◆ **WHAT THE TASK REQUIRES**
Word for word, restate every line of the listing that follows.

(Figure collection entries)
§ §

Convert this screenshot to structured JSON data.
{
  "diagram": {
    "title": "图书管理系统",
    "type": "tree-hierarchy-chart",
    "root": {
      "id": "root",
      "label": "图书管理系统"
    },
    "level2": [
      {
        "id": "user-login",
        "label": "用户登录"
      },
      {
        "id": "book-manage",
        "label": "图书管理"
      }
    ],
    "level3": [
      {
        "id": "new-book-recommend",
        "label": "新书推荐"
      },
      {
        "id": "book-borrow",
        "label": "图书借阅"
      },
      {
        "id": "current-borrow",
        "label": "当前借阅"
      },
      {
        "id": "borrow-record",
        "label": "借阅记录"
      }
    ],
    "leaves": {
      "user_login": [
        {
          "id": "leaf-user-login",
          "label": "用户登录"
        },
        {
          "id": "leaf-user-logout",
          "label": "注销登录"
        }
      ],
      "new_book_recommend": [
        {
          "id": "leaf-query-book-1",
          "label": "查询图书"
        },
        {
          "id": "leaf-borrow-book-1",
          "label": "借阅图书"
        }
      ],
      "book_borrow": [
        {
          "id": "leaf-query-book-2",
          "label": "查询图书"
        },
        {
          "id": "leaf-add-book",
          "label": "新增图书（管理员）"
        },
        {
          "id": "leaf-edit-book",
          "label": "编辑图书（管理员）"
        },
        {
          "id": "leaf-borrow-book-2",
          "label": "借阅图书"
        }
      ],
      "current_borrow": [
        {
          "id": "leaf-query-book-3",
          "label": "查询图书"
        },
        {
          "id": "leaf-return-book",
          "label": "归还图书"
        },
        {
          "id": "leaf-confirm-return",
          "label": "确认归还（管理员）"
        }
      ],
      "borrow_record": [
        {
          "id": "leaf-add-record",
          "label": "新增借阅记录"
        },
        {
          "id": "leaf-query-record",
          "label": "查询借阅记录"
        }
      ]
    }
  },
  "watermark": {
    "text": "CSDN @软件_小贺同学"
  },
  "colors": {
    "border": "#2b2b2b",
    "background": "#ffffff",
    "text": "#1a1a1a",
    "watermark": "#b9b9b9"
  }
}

§ §

◆ **RESULT FOR THIS EXERCISE**
Convert this screenshot to structured JSON data.
{
  "diagram": {
    "title": "图书管理系统",
    "type": "tree-hierarchy-chart",
    "root": {
      "id": "root",
      "label": "图书管理系统"
    },
    "level2": [
      {
        "id": "user-login",
        "label": "用户登录"
      },
      {
        "id": "book-manage",
        "label": "图书管理"
      }
    ],
    "level3": [
      {
        "id": "new-book-recommend",
        "label": "新书推荐"
      },
      {
        "id": "book-borrow",
        "label": "图书借阅"
      },
      {
        "id": "current-borrow",
        "label": "当前借阅"
      },
      {
        "id": "borrow-record",
        "label": "借阅记录"
      }
    ],
    "leaves": {
      "user_login": [
        {
          "id": "leaf-user-login",
          "label": "用户登录"
        },
        {
          "id": "leaf-user-logout",
          "label": "注销登录"
        }
      ],
      "new_book_recommend": [
        {
          "id": "leaf-query-book-1",
          "label": "查询图书"
        },
        {
          "id": "leaf-borrow-book-1",
          "label": "借阅图书"
        }
      ],
      "book_borrow": [
        {
          "id": "leaf-query-book-2",
          "label": "查询图书"
        },
        {
          "id": "leaf-add-book",
          "label": "新增图书（管理员）"
        },
        {
          "id": "leaf-edit-book",
          "label": "编辑图书（管理员）"
        },
        {
          "id": "leaf-borrow-book-2",
          "label": "借阅图书"
        }
      ],
      "current_borrow": [
        {
          "id": "leaf-query-book-3",
          "label": "查询图书"
        },
        {
          "id": "leaf-return-book",
          "label": "归还图书"
        },
        {
          "id": "leaf-confirm-return",
          "label": "确认归还（管理员）"
        }
      ],
      "borrow_record": [
        {
          "id": "leaf-add-record",
          "label": "新增借阅记录"
        },
        {
          "id": "leaf-query-record",
          "label": "查询借阅记录"
        }
      ]
    }
  },
  "watermark": {
    "text": "CSDN @软件_小贺同学"
  },
  "colors": {
    "border": "#2b2b2b",
    "background": "#ffffff",
    "text": "#1a1a1a",
    "watermark": "#b9b9b9"
  }
}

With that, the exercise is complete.